EXTRACTED ENTRIES>
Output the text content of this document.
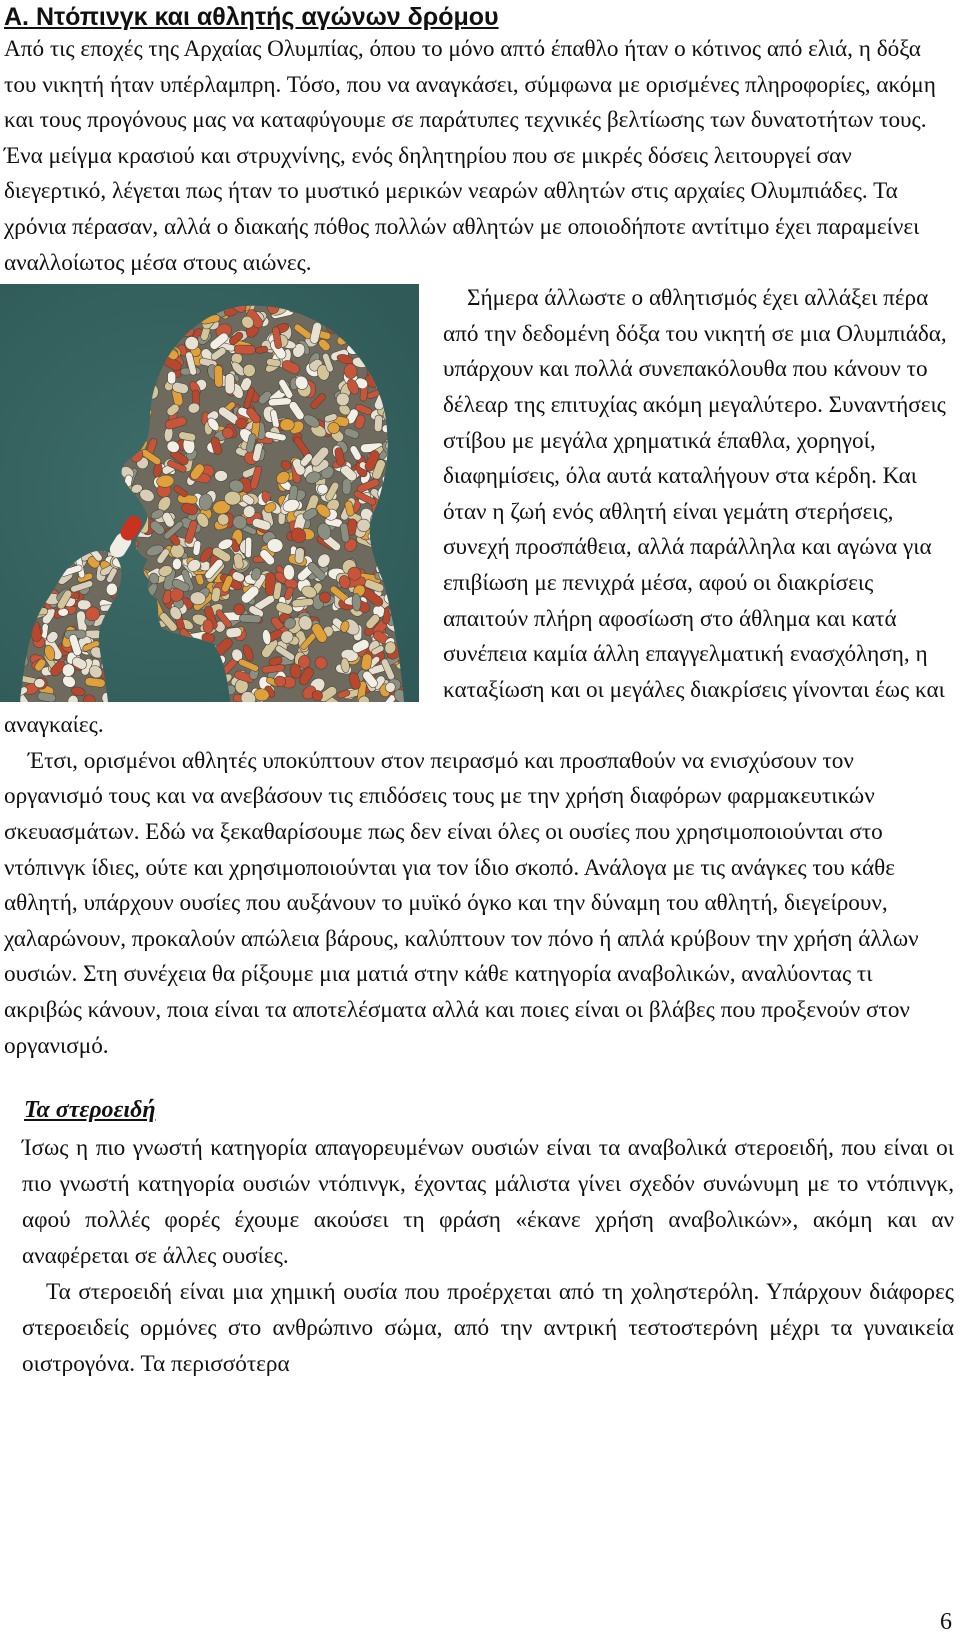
Α. Ντόπινγκ και αθλητής αγώνων δρόμου

Από τις εποχές της Αρχαίας Ολυμπίας, όπου το μόνο απτό έπαθλο ήταν ο κότινος από ελιά, η δόξα του νικητή ήταν υπέρλαμπρη. Τόσο, που να αναγκάσει, σύμφωνα με ορισμένες πληροφορίες, ακόμη και τους προγόνους μας να καταφύγουμε σε παράτυπες τεχνικές βελτίωσης των δυνατοτήτων τους. Ένα μείγμα κρασιού και στρυχνίνης, ενός δηλητηρίου που σε μικρές δόσεις λειτουργεί σαν διεγερτικό, λέγεται πως ήταν το μυστικό μερικών νεαρών αθλητών στις αρχαίες Ολυμπιάδες. Τα χρόνια πέρασαν, αλλά ο διακαής πόθος πολλών αθλητών με οποιοδήποτε αντίτιμο έχει παραμείνει αναλλοίωτος μέσα στους αιώνες.

Σήμερα άλλωστε ο αθλητισμός έχει αλλάξει πέρα από την δεδομένη δόξα του νικητή σε μια Ολυμπιάδα, υπάρχουν και πολλά συνεπακόλουθα που κάνουν το δέλεαρ της επιτυχίας ακόμη μεγαλύτερο. Συναντήσεις στίβου με μεγάλα χρηματικά έπαθλα, χορηγοί, διαφημίσεις, όλα αυτά καταλήγουν στα κέρδη. Και όταν η ζωή ενός αθλητή είναι γεμάτη στερήσεις, συνεχή προσπάθεια, αλλά παράλληλα και αγώνα για επιβίωση με πενιχρά μέσα, αφού οι διακρίσεις απαιτούν πλήρη αφοσίωση στο άθλημα και κατά συνέπεια καμία άλλη επαγγελματική ενασχόληση, η καταξίωση και οι μεγάλες διακρίσεις γίνονται έως και αναγκαίες.

Έτσι, ορισμένοι αθλητές υποκύπτουν στον πειρασμό και προσπαθούν να ενισχύσουν τον οργανισμό τους και να ανεβάσουν τις επιδόσεις τους με την χρήση διαφόρων φαρμακευτικών σκευασμάτων. Εδώ να ξεκαθαρίσουμε πως δεν είναι όλες οι ουσίες που χρησιμοποιούνται στο ντόπινγκ ίδιες, ούτε και χρησιμοποιούνται για τον ίδιο σκοπό. Ανάλογα με τις ανάγκες του κάθε αθλητή, υπάρχουν ουσίες που αυξάνουν το μυϊκό όγκο και την δύναμη του αθλητή, διεγείρουν, χαλαρώνουν, προκαλούν απώλεια βάρους, καλύπτουν τον πόνο ή απλά κρύβουν την χρήση άλλων ουσιών. Στη συνέχεια θα ρίξουμε μια ματιά στην κάθε κατηγορία αναβολικών, αναλύοντας τι ακριβώς κάνουν, ποια είναι τα αποτελέσματα αλλά και ποιες είναι οι βλάβες που προξενούν στον οργανισμό.

Τα στεροειδή

Ίσως η πιο γνωστή κατηγορία απαγορευμένων ουσιών είναι τα αναβολικά στεροειδή, που είναι οι πιο γνωστή κατηγορία ουσιών ντόπινγκ, έχοντας μάλιστα γίνει σχεδόν συνώνυμη με το ντόπινγκ, αφού πολλές φορές έχουμε ακούσει τη φράση «έκανε χρήση αναβολικών», ακόμη και αν αναφέρεται σε άλλες ουσίες.

Τα στεροειδή είναι μια χημική ουσία που προέρχεται από τη χοληστερόλη. Υπάρχουν διάφορες στεροειδείς ορμόνες στο ανθρώπινο σώμα, από την αντρική τεστοστερόνη μέχρι τα γυναικεία οιστρογόνα. Τα περισσότερα

6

EXERCISE>
Review the preceding data and report every line that includes the string "στεροειδή".

OUTPUT OF THE EXERCISE>
Τα στεροειδή
Ίσως η πιο γνωστή κατηγορία απαγορευμένων ουσιών είναι τα αναβολικά στεροειδή, που είναι οι πιο γνωστή κατηγορία ουσιών ντόπινγκ, έχοντας μάλιστα γίνει σχεδόν συνώνυμη με το ντόπινγκ, αφού πολλές φορές έχουμε ακούσει τη φράση «έκανε χρήση αναβολικών», ακόμη και αν αναφέρεται σε άλλες ουσίες.
Τα στεροειδή είναι μια χημική ουσία που προέρχεται από τη χοληστερόλη. Υπάρχουν διάφορες στεροειδείς ορμόνες στο ανθρώπινο σώμα, από την αντρική τεστοστερόνη μέχρι τα γυναικεία οιστρογόνα. Τα περισσότερα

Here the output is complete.